» THE PROBLEM:
Every entry that follows should be reproduced exactly.

[Figure record extracts]
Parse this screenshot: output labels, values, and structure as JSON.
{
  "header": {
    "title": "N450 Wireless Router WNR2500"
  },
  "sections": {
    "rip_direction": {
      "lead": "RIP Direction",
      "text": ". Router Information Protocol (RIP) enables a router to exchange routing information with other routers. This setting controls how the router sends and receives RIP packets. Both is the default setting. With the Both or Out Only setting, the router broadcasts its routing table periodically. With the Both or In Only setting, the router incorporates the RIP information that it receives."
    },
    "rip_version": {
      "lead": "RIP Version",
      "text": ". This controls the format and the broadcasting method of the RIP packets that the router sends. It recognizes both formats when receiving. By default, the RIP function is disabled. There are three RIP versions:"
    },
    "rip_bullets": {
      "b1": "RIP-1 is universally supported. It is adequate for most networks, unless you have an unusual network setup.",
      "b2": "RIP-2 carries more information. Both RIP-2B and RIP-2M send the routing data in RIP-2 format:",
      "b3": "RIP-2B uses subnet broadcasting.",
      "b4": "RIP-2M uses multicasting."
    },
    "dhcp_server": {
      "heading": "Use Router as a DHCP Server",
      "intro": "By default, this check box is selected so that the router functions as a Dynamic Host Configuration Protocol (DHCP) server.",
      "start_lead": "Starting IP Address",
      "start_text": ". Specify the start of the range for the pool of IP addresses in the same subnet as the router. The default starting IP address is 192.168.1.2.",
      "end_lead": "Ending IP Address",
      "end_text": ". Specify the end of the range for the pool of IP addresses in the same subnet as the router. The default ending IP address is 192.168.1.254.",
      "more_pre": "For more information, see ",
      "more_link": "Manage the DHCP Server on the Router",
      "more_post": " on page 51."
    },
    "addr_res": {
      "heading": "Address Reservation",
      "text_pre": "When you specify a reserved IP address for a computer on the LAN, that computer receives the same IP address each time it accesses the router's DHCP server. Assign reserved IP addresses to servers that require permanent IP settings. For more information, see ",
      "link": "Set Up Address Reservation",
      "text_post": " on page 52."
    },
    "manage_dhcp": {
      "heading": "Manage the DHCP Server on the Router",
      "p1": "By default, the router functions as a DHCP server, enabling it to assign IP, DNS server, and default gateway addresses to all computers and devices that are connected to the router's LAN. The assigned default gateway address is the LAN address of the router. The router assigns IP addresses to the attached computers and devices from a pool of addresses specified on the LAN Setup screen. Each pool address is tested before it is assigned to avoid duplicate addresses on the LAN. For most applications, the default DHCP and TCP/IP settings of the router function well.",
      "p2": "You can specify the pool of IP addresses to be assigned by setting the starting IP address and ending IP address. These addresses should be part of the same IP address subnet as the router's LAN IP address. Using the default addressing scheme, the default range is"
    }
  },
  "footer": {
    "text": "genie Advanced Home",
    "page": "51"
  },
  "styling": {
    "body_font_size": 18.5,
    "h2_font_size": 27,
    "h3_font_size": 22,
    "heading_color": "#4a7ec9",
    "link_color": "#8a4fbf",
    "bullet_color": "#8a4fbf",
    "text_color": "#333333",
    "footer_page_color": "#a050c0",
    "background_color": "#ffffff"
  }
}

» COMPLETE RESPONSE:
Parse this screenshot: output labels, values, and structure as JSON.
{
  "header": {
    "title": "N450 Wireless Router WNR2500"
  },
  "sections": {
    "rip_direction": {
      "lead": "RIP Direction",
      "text": ". Router Information Protocol (RIP) enables a router to exchange routing information with other routers. This setting controls how the router sends and receives RIP packets. Both is the default setting. With the Both or Out Only setting, the router broadcasts its routing table periodically. With the Both or In Only setting, the router incorporates the RIP information that it receives."
    },
    "rip_version": {
      "lead": "RIP Version",
      "text": ". This controls the format and the broadcasting method of the RIP packets that the router sends. It recognizes both formats when receiving. By default, the RIP function is disabled. There are three RIP versions:"
    },
    "rip_bullets": {
      "b1": "RIP-1 is universally supported. It is adequate for most networks, unless you have an unusual network setup.",
      "b2": "RIP-2 carries more information. Both RIP-2B and RIP-2M send the routing data in RIP-2 format:",
      "b3": "RIP-2B uses subnet broadcasting.",
      "b4": "RIP-2M uses multicasting."
    },
    "dhcp_server": {
      "heading": "Use Router as a DHCP Server",
      "intro": "By default, this check box is selected so that the router functions as a Dynamic Host Configuration Protocol (DHCP) server.",
      "start_lead": "Starting IP Address",
      "start_text": ". Specify the start of the range for the pool of IP addresses in the same subnet as the router. The default starting IP address is 192.168.1.2.",
      "end_lead": "Ending IP Address",
      "end_text": ". Specify the end of the range for the pool of IP addresses in the same subnet as the router. The default ending IP address is 192.168.1.254.",
      "more_pre": "For more information, see ",
      "more_link": "Manage the DHCP Server on the Router",
      "more_post": " on page 51."
    },
    "addr_res": {
      "heading": "Address Reservation",
      "text_pre": "When you specify a reserved IP address for a computer on the LAN, that computer receives the same IP address each time it accesses the router's DHCP server. Assign reserved IP addresses to servers that require permanent IP settings. For more information, see ",
      "link": "Set Up Address Reservation",
      "text_post": " on page 52."
    },
    "manage_dhcp": {
      "heading": "Manage the DHCP Server on the Router",
      "p1": "By default, the router functions as a DHCP server, enabling it to assign IP, DNS server, and default gateway addresses to all computers and devices that are connected to the router's LAN. The assigned default gateway address is the LAN address of the router. The router assigns IP addresses to the attached computers and devices from a pool of addresses specified on the LAN Setup screen. Each pool address is tested before it is assigned to avoid duplicate addresses on the LAN. For most applications, the default DHCP and TCP/IP settings of the router function well.",
      "p2": "You can specify the pool of IP addresses to be assigned by setting the starting IP address and ending IP address. These addresses should be part of the same IP address subnet as the router's LAN IP address. Using the default addressing scheme, the default range is"
    }
  },
  "footer": {
    "text": "genie Advanced Home",
    "page": "51"
  },
  "styling": {
    "body_font_size": 18.5,
    "h2_font_size": 27,
    "h3_font_size": 22,
    "heading_color": "#4a7ec9",
    "link_color": "#8a4fbf",
    "bullet_color": "#8a4fbf",
    "text_color": "#333333",
    "footer_page_color": "#a050c0",
    "background_color": "#ffffff"
  }
}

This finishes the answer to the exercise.